Output only the count of lines that contain "甲半岛通用阿拉伯语".

[start of SUPPLIED DATA]

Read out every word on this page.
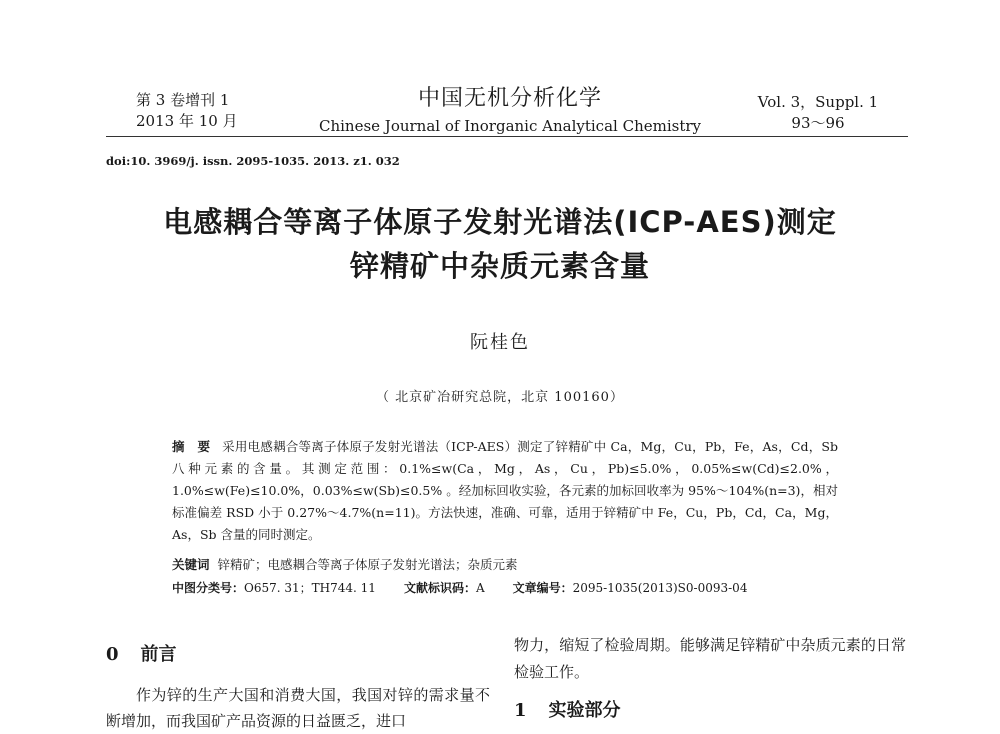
第 3 卷增刊 1
2013 年 10 月
中国无机分析化学
Chinese Journal of Inorganic Analytical Chemistry
Vol. 3，Suppl. 1
93～96
doi:10. 3969/j. issn. 2095-1035. 2013. z1. 032
电感耦合等离子体原子发射光谱法(ICP-AES)测定
锌精矿中杂质元素含量
阮桂色
（ 北京矿冶研究总院，北京 100160）
摘　要 采用电感耦合等离子体原子发射光谱法（ICP-AES）测定了锌精矿中 Ca，Mg，Cu，Pb，Fe，As，Cd，Sb 八种元素的含量。其测定范围：0.1%≤w(Ca，Mg，As，Cu，Pb)≤5.0%，0.05%≤w(Cd)≤2.0%，1.0%≤w(Fe)≤10.0%，0.03%≤w(Sb)≤0.5% 。经加标回收实验，各元素的加标回收率为 95%～104%(n=3)，相对标准偏差 RSD 小于 0.27%～4.7%(n=11)。方法快速，准确、可靠，适用于锌精矿中 Fe，Cu，Pb，Cd，Ca，Mg，As，Sb 含量的同时测定。
关键词 锌精矿；电感耦合等离子体原子发射光谱法；杂质元素
中图分类号：O657. 31；TH744. 11 文献标识码：A 文章编号：2095-1035(2013)S0-0093-04
0 前言
作为锌的生产大国和消费大国，我国对锌的需求量不断增加，而我国矿产品资源的日益匮乏，进口
物力，缩短了检验周期。能够满足锌精矿中杂质元素的日常检验工作。
1 实验部分
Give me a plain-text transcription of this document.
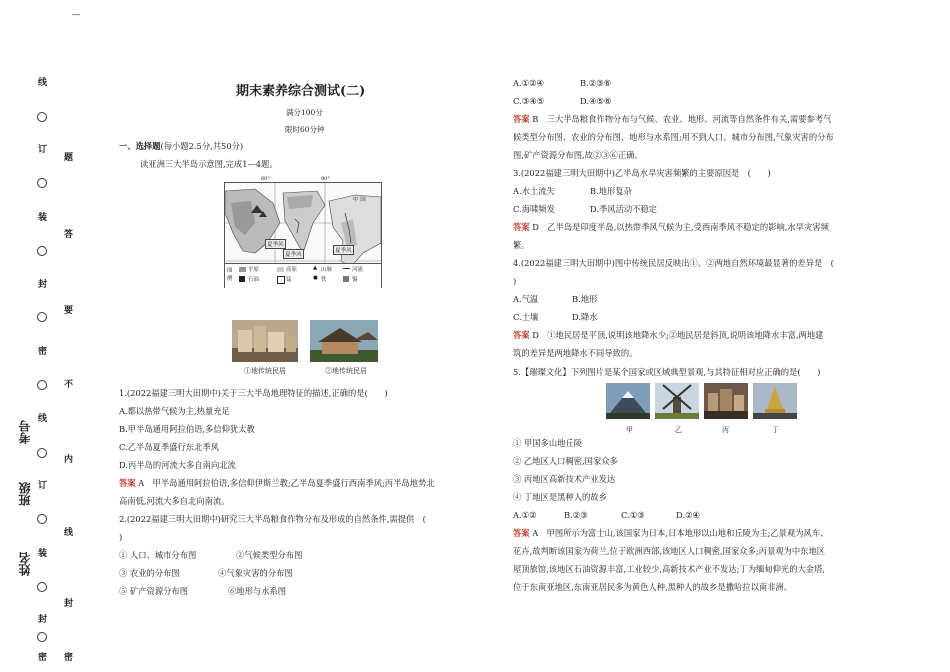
—
线
订
装
封
密
线
订
装
封
密
题
答
要
不
内
线
封
密
考号
班级
姓名
期末素养综合测试(二)
满分100分
限时60分钟
一、选择题(每小题2.5分,共50分)
读亚洲三大半岛示意图,完成1—4题。
60°	90°
中 国
夏季风
夏季风
夏季风
图例
平原	高原	▲ 山脉	河流
石油	锰	● 铁	锡
①地传统民居	②地传统民居
1.(2022福建三明大田期中)关于三大半岛地理特征的描述,正确的是(　　)
A.都以热带气候为主,热量充足
B.甲半岛通用阿拉伯语,多信仰犹太教
C.乙半岛夏季盛行东北季风
D.丙半岛的河流大多自南向北流
答案 A　甲半岛通用阿拉伯语,多信仰伊斯兰教;乙半岛夏季盛行西南季风;丙半岛地势北
高南低,河流大多自北向南流。
2.(2022福建三明大田期中)研究三大半岛粮食作物分布及形成的自然条件,需提供　(
)
① 人口、城市分布图	②气候类型分布图
③ 农业的分布图	④气象灾害的分布图
⑤ 矿产资源分布图	⑥地形与水系图
A.①②④	B.②③⑥
C.③④⑤	D.④⑤⑥
答案 B　三大半岛粮食作物分布与气候、农业、地形、河流等自然条件有关,需要参考气
候类型分布图、农业的分布图、地形与水系图;用不到人口、城市分布图,气象灾害的分布
图,矿产资源分布图,故②③⑥正确。
3.(2022福建三明大田期中)乙半岛水旱灾害频繁的主要原因是　(　　)
A.水土流失	B.地形复杂
C.海啸频发	D.季风活动不稳定
答案 D　乙半岛是印度半岛,以热带季风气候为主,受西南季风不稳定的影响,水旱灾害频
繁。
4.(2022福建三明大田期中)图中传统民居反映出①、②两地自然环境最显著的差异是　(
)
A.气温	B.地形
C.土壤	D.降水
答案 D　①地民居是平顶,说明该地降水少;②地民居是斜顶,说明该地降水丰富,两地建
筑的差异是两地降水不同导致的。
5.【璀璨文化】下列图片是某个国家或区域典型景观,与其特征相对应正确的是(　　)
甲	乙	丙	丁
① 甲国多山地丘陵
② 乙地区人口稠密,国家众多
③ 丙地区高新技术产业发达
④ 丁地区是黑种人的故乡
A.①②	B.②③	C.①③	D.②④
答案 A　甲图所示为富士山,该国家为日本,日本地形以山地和丘陵为主;乙景观为风车、
花卉,故判断该国家为荷兰,位于欧洲西部,该地区人口稠密,国家众多;丙景观为中东地区
屋顶旅馆,该地区石油资源丰富,工业较少,高新技术产业不发达;丁为缅甸仰光的大金塔,
位于东南亚地区,东南亚居民多为黄色人种,黑种人的故乡是撒哈拉以南非洲。
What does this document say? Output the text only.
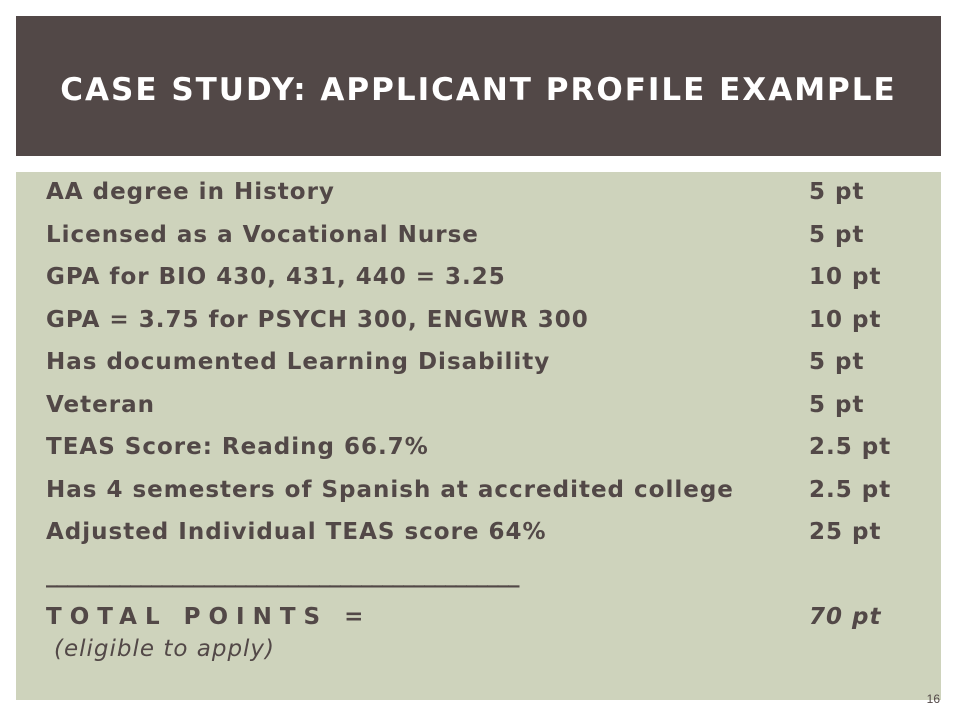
CASE STUDY: APPLICANT PROFILE EXAMPLE
AA degree in History	5 pt
Licensed as a Vocational Nurse	5 pt
GPA for BIO 430, 431, 440 = 3.25	10 pt
GPA = 3.75 for PSYCH 300, ENGWR 300	10 pt
Has documented Learning Disability	5 pt
Veteran	5 pt
TEAS Score: Reading 66.7%	2.5 pt
Has 4 semesters of Spanish at accredited college	2.5 pt
Adjusted Individual TEAS score 64%	25 pt
_____________________________________________
TOTAL POINTS =	70 pt
(eligible to apply)
16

[end of SUPPLIED DATA]

EXERCISE ANSWER:
2